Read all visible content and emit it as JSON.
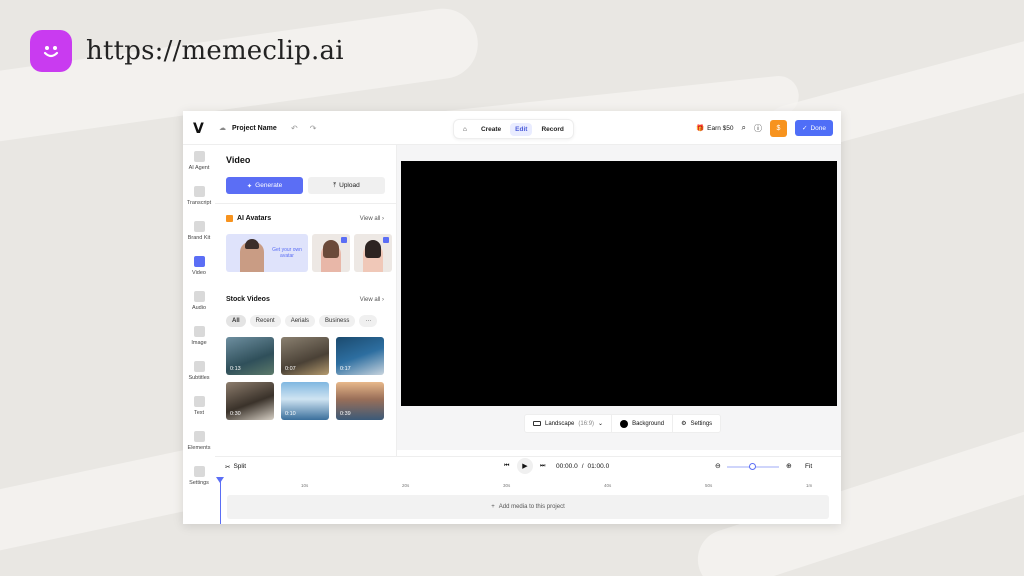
{
  "brand": {
    "url": "https://memeclip.ai",
    "logo_icon": "smiley-face-icon",
    "color": "#c93bf0"
  },
  "topbar": {
    "project_name": "Project Name",
    "tabs": [
      "Create",
      "Edit",
      "Record"
    ],
    "active_tab": "Edit",
    "earn": "Earn $50",
    "done": "Done"
  },
  "rail": [
    {
      "label": "AI Agent"
    },
    {
      "label": "Transcript"
    },
    {
      "label": "Brand Kit"
    },
    {
      "label": "Video"
    },
    {
      "label": "Audio"
    },
    {
      "label": "Image"
    },
    {
      "label": "Subtitles"
    },
    {
      "label": "Text"
    },
    {
      "label": "Elements"
    },
    {
      "label": "Settings"
    }
  ],
  "rail_active": "Video",
  "panel": {
    "title": "Video",
    "generate": "Generate",
    "upload": "Upload",
    "avatars": {
      "title": "AI Avatars",
      "view_all": "View all",
      "cta": "Get your own avatar"
    },
    "stock": {
      "title": "Stock Videos",
      "view_all": "View all",
      "chips": [
        "All",
        "Recent",
        "Aerials",
        "Business",
        "···"
      ],
      "thumbs": [
        {
          "duration": "0:13"
        },
        {
          "duration": "0:07"
        },
        {
          "duration": "0:17"
        },
        {
          "duration": "0:30"
        },
        {
          "duration": "0:10"
        },
        {
          "duration": "0:39"
        }
      ]
    }
  },
  "canvas": {
    "aspect": "Landscape",
    "aspect_ratio": "(16:9)",
    "background": "Background",
    "settings": "Settings"
  },
  "timeline": {
    "split": "Split",
    "current": "00:00.0",
    "separator": "/",
    "total": "01:00.0",
    "fit": "Fit",
    "ticks": [
      "10s",
      "20s",
      "30s",
      "40s",
      "50s",
      "1m"
    ],
    "add_media": "Add media to this project"
  },
  "colors": {
    "accent": "#5b6ef5",
    "orange": "#f7931e"
  }
}
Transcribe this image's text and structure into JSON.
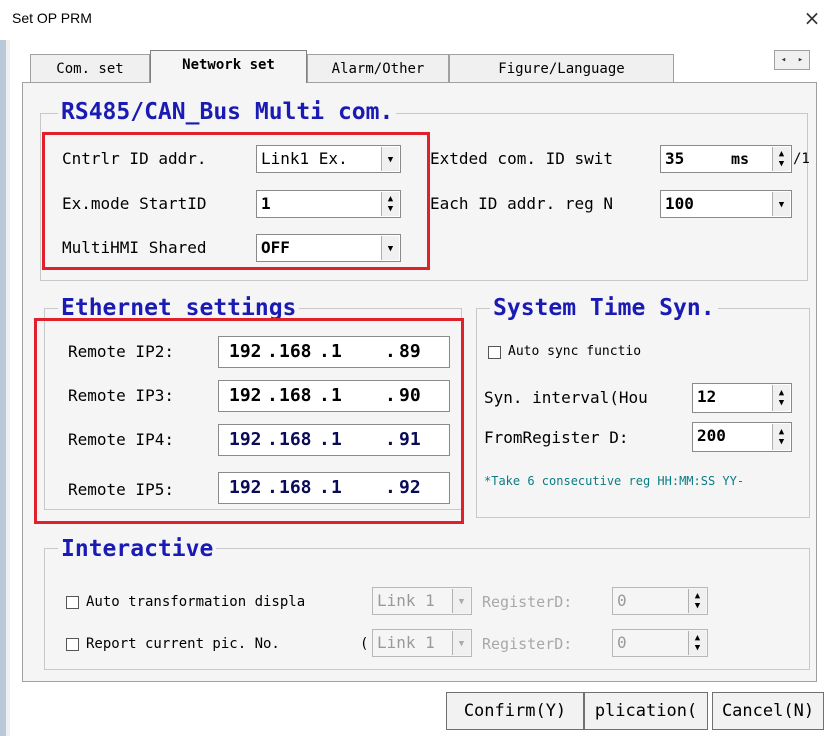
{
  "window": {
    "title": "Set OP PRM",
    "close_glyph": "×"
  },
  "tabs": [
    {
      "label": "Com. set",
      "active": false
    },
    {
      "label": "Network set",
      "active": true
    },
    {
      "label": "Alarm/Other",
      "active": false
    },
    {
      "label": "Figure/Language",
      "active": false
    }
  ],
  "tab_scroll": {
    "left": "◂",
    "right": "▸"
  },
  "rs485": {
    "title": "RS485/CAN_Bus Multi com.",
    "cntrlr_label": "Cntrlr ID addr.",
    "cntrlr_value": "Link1 Ex.",
    "startid_label": "Ex.mode StartID",
    "startid_value": "1",
    "shared_label": "MultiHMI Shared",
    "shared_value": "OFF",
    "extded_label": "Extded com. ID swit",
    "extded_value": "35",
    "extded_unit": "ms",
    "extded_suffix": "/1",
    "reg_label": "Each ID addr. reg N",
    "reg_value": "100"
  },
  "ethernet": {
    "title": "Ethernet settings",
    "rows": [
      {
        "label": "Remote IP2:",
        "o1": "192",
        "o2": "168",
        "o3": "1",
        "o4": "89"
      },
      {
        "label": "Remote IP3:",
        "o1": "192",
        "o2": "168",
        "o3": "1",
        "o4": "90"
      },
      {
        "label": "Remote IP4:",
        "o1": "192",
        "o2": "168",
        "o3": "1",
        "o4": "91"
      },
      {
        "label": "Remote IP5:",
        "o1": "192",
        "o2": "168",
        "o3": "1",
        "o4": "92"
      }
    ]
  },
  "systime": {
    "title": "System Time Syn.",
    "auto_sync_label": "Auto sync functio",
    "interval_label": "Syn. interval(Hou",
    "interval_value": "12",
    "from_label": "FromRegister D:",
    "from_value": "200",
    "note": "*Take 6 consecutive reg HH:MM:SS YY-"
  },
  "interactive": {
    "title": "Interactive",
    "row1_label": "Auto transformation displa",
    "row1_link": "Link 1",
    "row1_reg_label": "RegisterD:",
    "row1_reg_value": "0",
    "row2_label": "Report current pic. No.",
    "row2_prefix": "(",
    "row2_link": "Link 1",
    "row2_reg_label": "RegisterD:",
    "row2_reg_value": "0"
  },
  "buttons": {
    "confirm": "Confirm(Y)",
    "application": "plication(",
    "cancel": "Cancel(N)"
  },
  "colors": {
    "group_title": "#1a1ab5",
    "highlight": "#e0202a",
    "note": "#0a7d84",
    "ip_dark": "#000000",
    "ip_blue": "#0a0a5a"
  }
}
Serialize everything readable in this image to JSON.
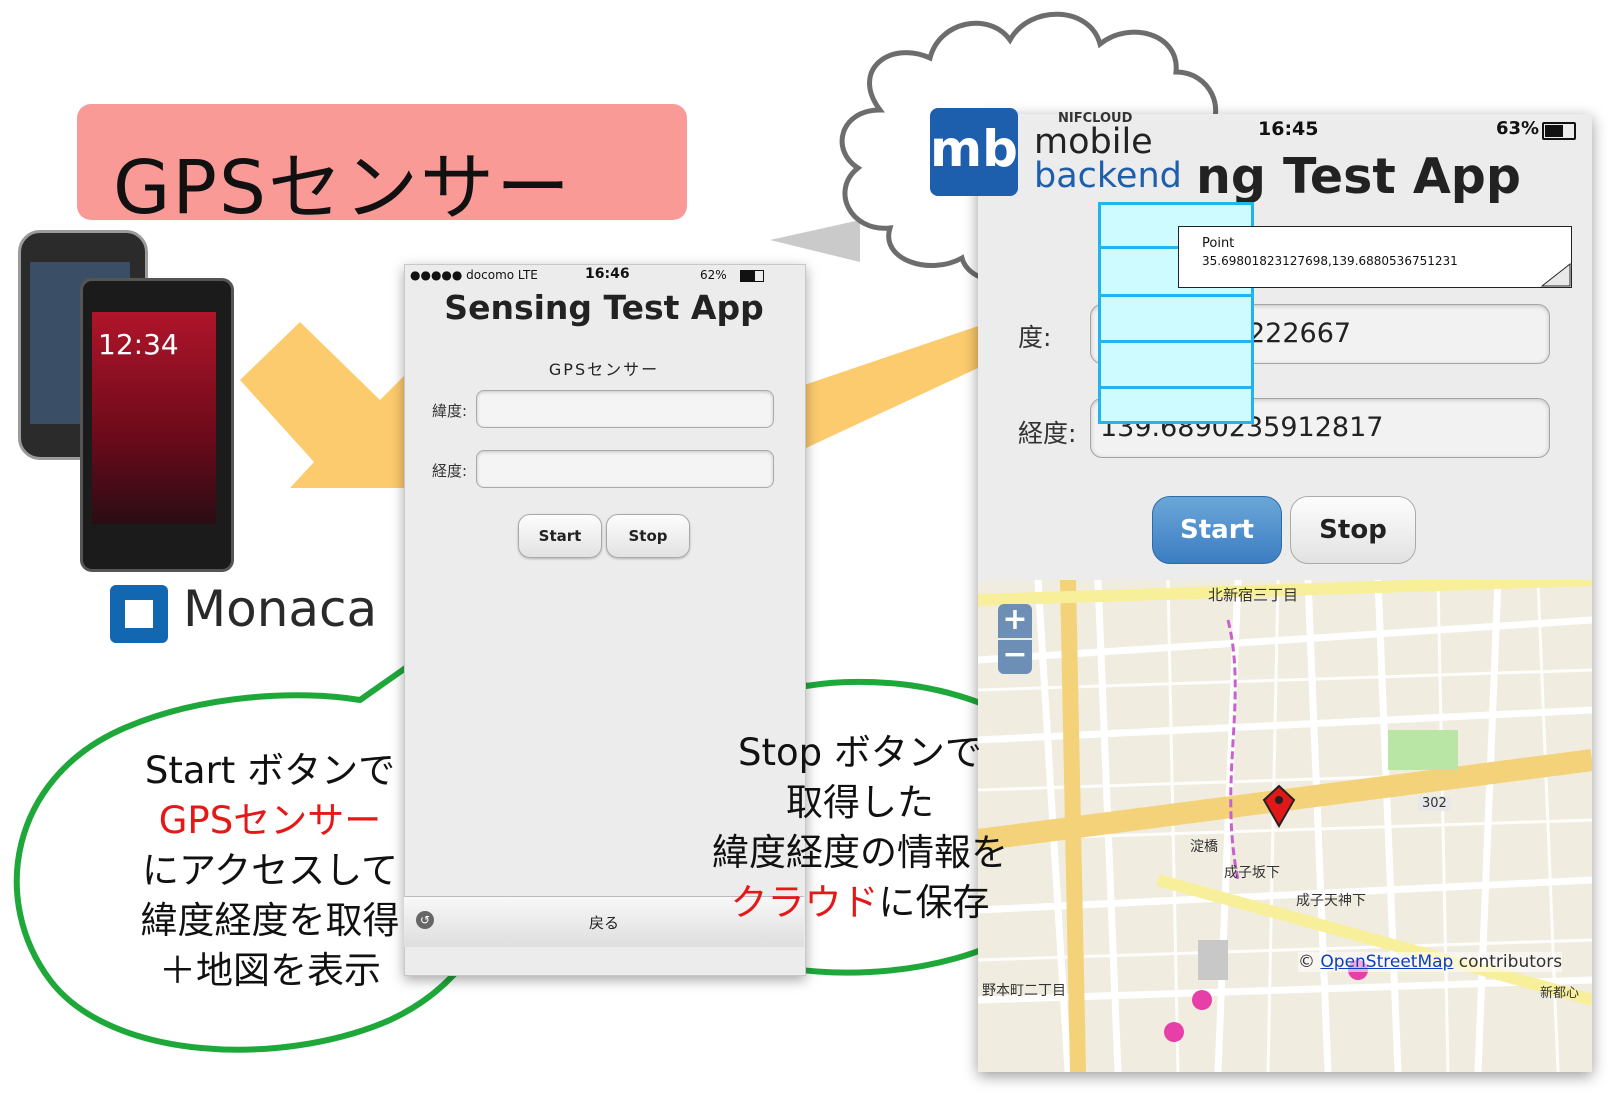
{
  "title_banner": {
    "text": "GPSセンサー"
  },
  "monaca": {
    "logo_text": "Monaca"
  },
  "left_phone": {
    "clock": "12:34"
  },
  "mid_app": {
    "carrier": "●●●●● docomo LTE",
    "time": "16:46",
    "battery": "62%",
    "title": "Sensing Test App",
    "subtitle": "GPSセンサー",
    "lat_label": "緯度:",
    "lng_label": "経度:",
    "start_label": "Start",
    "stop_label": "Stop",
    "back_label": "戻る"
  },
  "mbaas": {
    "brand_small": "NIFCLOUD",
    "logo_mark": "mb",
    "word1": "mobile",
    "word2": "backend"
  },
  "note": {
    "title": "Point",
    "value": "35.69801823127698,139.6880536751231"
  },
  "right_app": {
    "time": "16:45",
    "battery": "63%",
    "title": "ng Test App",
    "lat_label": "度:",
    "lat_value": "222667",
    "lng_label": "経度:",
    "lng_value": "139.6890235912817",
    "start_label": "Start",
    "stop_label": "Stop"
  },
  "map": {
    "zoom_in": "+",
    "zoom_out": "−",
    "attribution_prefix": "© ",
    "attribution_link": "OpenStreetMap",
    "attribution_suffix": " contributors",
    "labels": [
      "北新宿三丁目",
      "302",
      "成子坂下",
      "成子天神下",
      "淀橋",
      "野本町二丁目",
      "新都心"
    ]
  },
  "bubble_left": {
    "line1": "Start ボタンで",
    "line2": "GPSセンサー",
    "line3": "にアクセスして",
    "line4": "緯度経度を取得",
    "line5": "＋地図を表示"
  },
  "bubble_right": {
    "line1": "Stop ボタンで",
    "line2": "取得した",
    "line3": "緯度経度の情報を",
    "line4a": "クラウド",
    "line4b": "に保存"
  },
  "colors": {
    "banner": "#f99a96",
    "arrow": "#fcc865",
    "bubble_border": "#1fa83a",
    "highlight": "#e51818",
    "db_fill": "#cdfbff",
    "db_border": "#20b4f0",
    "mbaas_blue": "#1d5fad"
  }
}
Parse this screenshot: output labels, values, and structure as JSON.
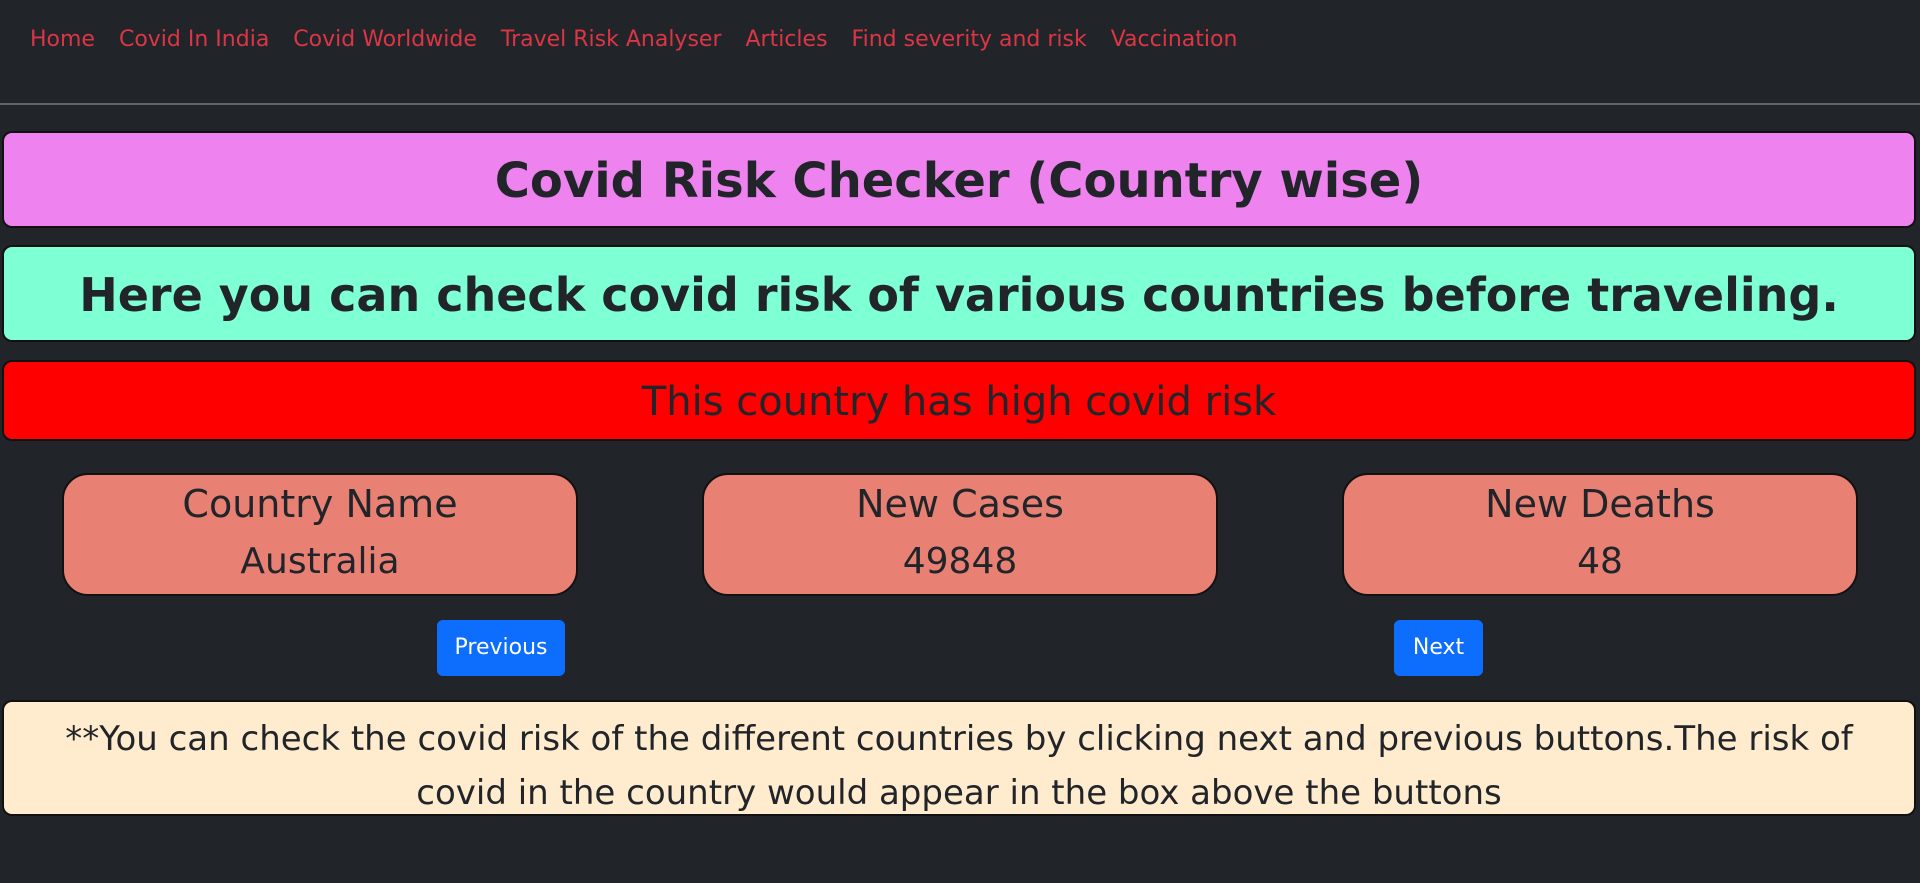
{
  "nav": {
    "items": [
      {
        "label": "Home"
      },
      {
        "label": "Covid In India"
      },
      {
        "label": "Covid Worldwide"
      },
      {
        "label": "Travel Risk Analyser"
      },
      {
        "label": "Articles"
      },
      {
        "label": "Find severity and risk"
      },
      {
        "label": "Vaccination"
      }
    ]
  },
  "header": {
    "title": "Covid Risk Checker (Country wise)",
    "subtitle": "Here you can check covid risk of various countries before traveling."
  },
  "risk": {
    "message": "This country has high covid risk",
    "color": "#ff0000"
  },
  "cards": [
    {
      "title": "Country Name",
      "value": "Australia"
    },
    {
      "title": "New Cases",
      "value": "49848"
    },
    {
      "title": "New Deaths",
      "value": "48"
    }
  ],
  "controls": {
    "previous_label": "Previous",
    "next_label": "Next"
  },
  "note": {
    "text": "**You can check the covid risk of the different countries by clicking next and previous buttons.The risk of covid in the country would appear in the box above the buttons"
  },
  "colors": {
    "background": "#212529",
    "nav_link": "#dc3545",
    "title_bg": "#ee82ee",
    "subtitle_bg": "#7fffd4",
    "card_bg": "#e88174",
    "button_bg": "#0d6efd",
    "note_bg": "#ffebcd"
  }
}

* _Written problem_: Pick out every line above that contains the word "Remote" and copy it.

* _Task answer_:
        "label": "Remote IP2:",
        "label": "Remote IP3:",
        "label": "Remote IP4:",
        "label": "Remote IP5:",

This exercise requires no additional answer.